Provided data:
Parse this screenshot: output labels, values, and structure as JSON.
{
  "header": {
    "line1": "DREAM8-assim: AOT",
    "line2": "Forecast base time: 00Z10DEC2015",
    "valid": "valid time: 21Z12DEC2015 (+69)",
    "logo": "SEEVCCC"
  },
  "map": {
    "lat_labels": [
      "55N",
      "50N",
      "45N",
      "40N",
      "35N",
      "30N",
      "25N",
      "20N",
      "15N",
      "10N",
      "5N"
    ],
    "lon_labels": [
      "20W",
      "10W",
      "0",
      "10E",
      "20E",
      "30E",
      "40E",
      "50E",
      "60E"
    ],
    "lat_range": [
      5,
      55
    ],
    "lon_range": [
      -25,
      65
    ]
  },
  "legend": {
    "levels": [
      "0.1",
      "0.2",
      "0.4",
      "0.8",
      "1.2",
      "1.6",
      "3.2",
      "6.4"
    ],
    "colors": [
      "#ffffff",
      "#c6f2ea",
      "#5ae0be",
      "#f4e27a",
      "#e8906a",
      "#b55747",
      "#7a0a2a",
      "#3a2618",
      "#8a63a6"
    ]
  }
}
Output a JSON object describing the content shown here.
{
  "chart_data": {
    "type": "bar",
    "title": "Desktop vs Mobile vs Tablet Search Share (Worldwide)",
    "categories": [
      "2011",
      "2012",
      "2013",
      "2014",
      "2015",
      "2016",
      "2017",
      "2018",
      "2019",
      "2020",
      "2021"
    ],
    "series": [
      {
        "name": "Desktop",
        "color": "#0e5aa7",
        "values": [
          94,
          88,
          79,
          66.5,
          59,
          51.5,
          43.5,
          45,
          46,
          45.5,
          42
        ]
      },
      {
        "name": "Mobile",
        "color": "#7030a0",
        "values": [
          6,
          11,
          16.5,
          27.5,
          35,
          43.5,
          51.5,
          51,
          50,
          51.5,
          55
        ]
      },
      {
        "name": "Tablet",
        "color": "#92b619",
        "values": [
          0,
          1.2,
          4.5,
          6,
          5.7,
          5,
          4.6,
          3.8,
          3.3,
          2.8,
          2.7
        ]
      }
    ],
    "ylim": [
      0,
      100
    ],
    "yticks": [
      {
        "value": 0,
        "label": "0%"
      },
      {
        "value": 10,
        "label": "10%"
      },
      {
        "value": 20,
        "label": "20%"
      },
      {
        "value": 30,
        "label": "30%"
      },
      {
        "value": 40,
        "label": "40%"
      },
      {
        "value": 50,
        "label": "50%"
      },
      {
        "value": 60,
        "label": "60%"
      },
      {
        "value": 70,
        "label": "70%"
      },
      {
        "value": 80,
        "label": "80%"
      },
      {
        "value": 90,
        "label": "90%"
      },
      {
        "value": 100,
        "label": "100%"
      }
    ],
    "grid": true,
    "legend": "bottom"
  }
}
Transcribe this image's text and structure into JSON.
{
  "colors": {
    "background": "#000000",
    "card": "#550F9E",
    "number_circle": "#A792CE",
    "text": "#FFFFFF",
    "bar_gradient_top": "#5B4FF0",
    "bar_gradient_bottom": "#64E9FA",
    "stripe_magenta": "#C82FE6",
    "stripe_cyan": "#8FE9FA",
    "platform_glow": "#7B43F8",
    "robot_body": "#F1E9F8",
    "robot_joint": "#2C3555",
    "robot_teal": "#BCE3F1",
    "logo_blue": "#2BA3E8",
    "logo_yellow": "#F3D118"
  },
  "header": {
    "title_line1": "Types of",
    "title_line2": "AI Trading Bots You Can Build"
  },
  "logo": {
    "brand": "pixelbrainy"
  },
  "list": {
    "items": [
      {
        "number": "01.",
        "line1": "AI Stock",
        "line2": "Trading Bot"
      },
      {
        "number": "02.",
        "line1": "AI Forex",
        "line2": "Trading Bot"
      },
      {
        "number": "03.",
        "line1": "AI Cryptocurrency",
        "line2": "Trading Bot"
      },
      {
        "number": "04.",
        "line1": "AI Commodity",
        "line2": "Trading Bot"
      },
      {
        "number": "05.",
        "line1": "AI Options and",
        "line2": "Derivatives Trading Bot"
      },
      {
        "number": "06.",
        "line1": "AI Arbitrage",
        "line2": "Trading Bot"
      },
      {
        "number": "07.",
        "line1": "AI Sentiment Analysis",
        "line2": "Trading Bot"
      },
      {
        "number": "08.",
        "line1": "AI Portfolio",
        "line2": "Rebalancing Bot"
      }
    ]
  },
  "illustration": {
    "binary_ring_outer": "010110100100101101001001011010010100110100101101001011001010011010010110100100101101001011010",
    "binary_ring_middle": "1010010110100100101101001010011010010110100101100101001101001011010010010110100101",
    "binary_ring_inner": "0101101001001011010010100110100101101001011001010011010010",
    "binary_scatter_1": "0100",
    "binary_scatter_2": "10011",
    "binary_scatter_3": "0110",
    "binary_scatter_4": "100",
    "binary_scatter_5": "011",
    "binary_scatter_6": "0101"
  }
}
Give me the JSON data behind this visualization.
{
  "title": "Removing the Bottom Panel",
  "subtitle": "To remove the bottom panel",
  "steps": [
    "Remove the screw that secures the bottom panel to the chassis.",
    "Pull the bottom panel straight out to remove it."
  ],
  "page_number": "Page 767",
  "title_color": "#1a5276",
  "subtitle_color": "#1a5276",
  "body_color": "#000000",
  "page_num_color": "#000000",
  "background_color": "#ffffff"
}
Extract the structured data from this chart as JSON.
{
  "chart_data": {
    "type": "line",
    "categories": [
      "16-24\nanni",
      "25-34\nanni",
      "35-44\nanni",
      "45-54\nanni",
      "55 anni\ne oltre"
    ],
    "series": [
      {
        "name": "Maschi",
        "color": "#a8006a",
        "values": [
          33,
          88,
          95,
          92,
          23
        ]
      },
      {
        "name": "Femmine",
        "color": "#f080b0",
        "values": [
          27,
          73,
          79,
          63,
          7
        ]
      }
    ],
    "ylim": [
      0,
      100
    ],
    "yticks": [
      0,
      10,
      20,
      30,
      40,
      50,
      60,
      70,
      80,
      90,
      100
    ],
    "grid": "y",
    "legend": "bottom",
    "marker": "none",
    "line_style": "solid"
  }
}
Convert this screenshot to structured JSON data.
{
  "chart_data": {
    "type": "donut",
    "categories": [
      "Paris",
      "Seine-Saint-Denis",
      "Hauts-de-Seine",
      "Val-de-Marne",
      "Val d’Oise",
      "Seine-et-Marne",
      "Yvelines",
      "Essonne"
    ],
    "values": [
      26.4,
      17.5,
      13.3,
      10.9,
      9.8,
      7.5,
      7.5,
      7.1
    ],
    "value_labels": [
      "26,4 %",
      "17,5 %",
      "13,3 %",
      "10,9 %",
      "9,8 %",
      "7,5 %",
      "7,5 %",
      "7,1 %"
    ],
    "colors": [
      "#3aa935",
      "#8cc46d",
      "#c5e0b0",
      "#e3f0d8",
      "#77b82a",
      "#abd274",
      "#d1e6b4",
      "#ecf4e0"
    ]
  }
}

What the task asks: Transcribe each entry precisely, missing none.

The output:
Parse this screenshot: output labels, values, and structure as JSON.
{
  "header": {
    "line1": "DREAM8-assim: AOT",
    "line2": "Forecast base time: 00Z10DEC2015",
    "valid": "valid time: 21Z12DEC2015 (+69)",
    "logo": "SEEVCCC"
  },
  "map": {
    "lat_labels": [
      "55N",
      "50N",
      "45N",
      "40N",
      "35N",
      "30N",
      "25N",
      "20N",
      "15N",
      "10N",
      "5N"
    ],
    "lon_labels": [
      "20W",
      "10W",
      "0",
      "10E",
      "20E",
      "30E",
      "40E",
      "50E",
      "60E"
    ],
    "lat_range": [
      5,
      55
    ],
    "lon_range": [
      -25,
      65
    ]
  },
  "legend": {
    "levels": [
      "0.1",
      "0.2",
      "0.4",
      "0.8",
      "1.2",
      "1.6",
      "3.2",
      "6.4"
    ],
    "colors": [
      "#ffffff",
      "#c6f2ea",
      "#5ae0be",
      "#f4e27a",
      "#e8906a",
      "#b55747",
      "#7a0a2a",
      "#3a2618",
      "#8a63a6"
    ]
  }
}
Output a JSON object describing the content shown here.
{
  "chart_data": {
    "type": "bar",
    "title": "Desktop vs Mobile vs Tablet Search Share (Worldwide)",
    "categories": [
      "2011",
      "2012",
      "2013",
      "2014",
      "2015",
      "2016",
      "2017",
      "2018",
      "2019",
      "2020",
      "2021"
    ],
    "series": [
      {
        "name": "Desktop",
        "color": "#0e5aa7",
        "values": [
          94,
          88,
          79,
          66.5,
          59,
          51.5,
          43.5,
          45,
          46,
          45.5,
          42
        ]
      },
      {
        "name": "Mobile",
        "color": "#7030a0",
        "values": [
          6,
          11,
          16.5,
          27.5,
          35,
          43.5,
          51.5,
          51,
          50,
          51.5,
          55
        ]
      },
      {
        "name": "Tablet",
        "color": "#92b619",
        "values": [
          0,
          1.2,
          4.5,
          6,
          5.7,
          5,
          4.6,
          3.8,
          3.3,
          2.8,
          2.7
        ]
      }
    ],
    "ylim": [
      0,
      100
    ],
    "yticks": [
      {
        "value": 0,
        "label": "0%"
      },
      {
        "value": 10,
        "label": "10%"
      },
      {
        "value": 20,
        "label": "20%"
      },
      {
        "value": 30,
        "label": "30%"
      },
      {
        "value": 40,
        "label": "40%"
      },
      {
        "value": 50,
        "label": "50%"
      },
      {
        "value": 60,
        "label": "60%"
      },
      {
        "value": 70,
        "label": "70%"
      },
      {
        "value": 80,
        "label": "80%"
      },
      {
        "value": 90,
        "label": "90%"
      },
      {
        "value": 100,
        "label": "100%"
      }
    ],
    "grid": true,
    "legend": "bottom"
  }
}
Transcribe this image's text and structure into JSON.
{
  "colors": {
    "background": "#000000",
    "card": "#550F9E",
    "number_circle": "#A792CE",
    "text": "#FFFFFF",
    "bar_gradient_top": "#5B4FF0",
    "bar_gradient_bottom": "#64E9FA",
    "stripe_magenta": "#C82FE6",
    "stripe_cyan": "#8FE9FA",
    "platform_glow": "#7B43F8",
    "robot_body": "#F1E9F8",
    "robot_joint": "#2C3555",
    "robot_teal": "#BCE3F1",
    "logo_blue": "#2BA3E8",
    "logo_yellow": "#F3D118"
  },
  "header": {
    "title_line1": "Types of",
    "title_line2": "AI Trading Bots You Can Build"
  },
  "logo": {
    "brand": "pixelbrainy"
  },
  "list": {
    "items": [
      {
        "number": "01.",
        "line1": "AI Stock",
        "line2": "Trading Bot"
      },
      {
        "number": "02.",
        "line1": "AI Forex",
        "line2": "Trading Bot"
      },
      {
        "number": "03.",
        "line1": "AI Cryptocurrency",
        "line2": "Trading Bot"
      },
      {
        "number": "04.",
        "line1": "AI Commodity",
        "line2": "Trading Bot"
      },
      {
        "number": "05.",
        "line1": "AI Options and",
        "line2": "Derivatives Trading Bot"
      },
      {
        "number": "06.",
        "line1": "AI Arbitrage",
        "line2": "Trading Bot"
      },
      {
        "number": "07.",
        "line1": "AI Sentiment Analysis",
        "line2": "Trading Bot"
      },
      {
        "number": "08.",
        "line1": "AI Portfolio",
        "line2": "Rebalancing Bot"
      }
    ]
  },
  "illustration": {
    "binary_ring_outer": "010110100100101101001001011010010100110100101101001011001010011010010110100100101101001011010",
    "binary_ring_middle": "1010010110100100101101001010011010010110100101100101001101001011010010010110100101",
    "binary_ring_inner": "0101101001001011010010100110100101101001011001010011010010",
    "binary_scatter_1": "0100",
    "binary_scatter_2": "10011",
    "binary_scatter_3": "0110",
    "binary_scatter_4": "100",
    "binary_scatter_5": "011",
    "binary_scatter_6": "0101"
  }
}
Give me the JSON data behind this visualization.
{
  "title": "Removing the Bottom Panel",
  "subtitle": "To remove the bottom panel",
  "steps": [
    "Remove the screw that secures the bottom panel to the chassis.",
    "Pull the bottom panel straight out to remove it."
  ],
  "page_number": "Page 767",
  "title_color": "#1a5276",
  "subtitle_color": "#1a5276",
  "body_color": "#000000",
  "page_num_color": "#000000",
  "background_color": "#ffffff"
}
Extract the structured data from this chart as JSON.
{
  "chart_data": {
    "type": "line",
    "categories": [
      "16-24\nanni",
      "25-34\nanni",
      "35-44\nanni",
      "45-54\nanni",
      "55 anni\ne oltre"
    ],
    "series": [
      {
        "name": "Maschi",
        "color": "#a8006a",
        "values": [
          33,
          88,
          95,
          92,
          23
        ]
      },
      {
        "name": "Femmine",
        "color": "#f080b0",
        "values": [
          27,
          73,
          79,
          63,
          7
        ]
      }
    ],
    "ylim": [
      0,
      100
    ],
    "yticks": [
      0,
      10,
      20,
      30,
      40,
      50,
      60,
      70,
      80,
      90,
      100
    ],
    "grid": "y",
    "legend": "bottom",
    "marker": "none",
    "line_style": "solid"
  }
}
Convert this screenshot to structured JSON data.
{
  "chart_data": {
    "type": "donut",
    "categories": [
      "Paris",
      "Seine-Saint-Denis",
      "Hauts-de-Seine",
      "Val-de-Marne",
      "Val d’Oise",
      "Seine-et-Marne",
      "Yvelines",
      "Essonne"
    ],
    "values": [
      26.4,
      17.5,
      13.3,
      10.9,
      9.8,
      7.5,
      7.5,
      7.1
    ],
    "value_labels": [
      "26,4 %",
      "17,5 %",
      "13,3 %",
      "10,9 %",
      "9,8 %",
      "7,5 %",
      "7,5 %",
      "7,1 %"
    ],
    "colors": [
      "#3aa935",
      "#8cc46d",
      "#c5e0b0",
      "#e3f0d8",
      "#77b82a",
      "#abd274",
      "#d1e6b4",
      "#ecf4e0"
    ]
  }
}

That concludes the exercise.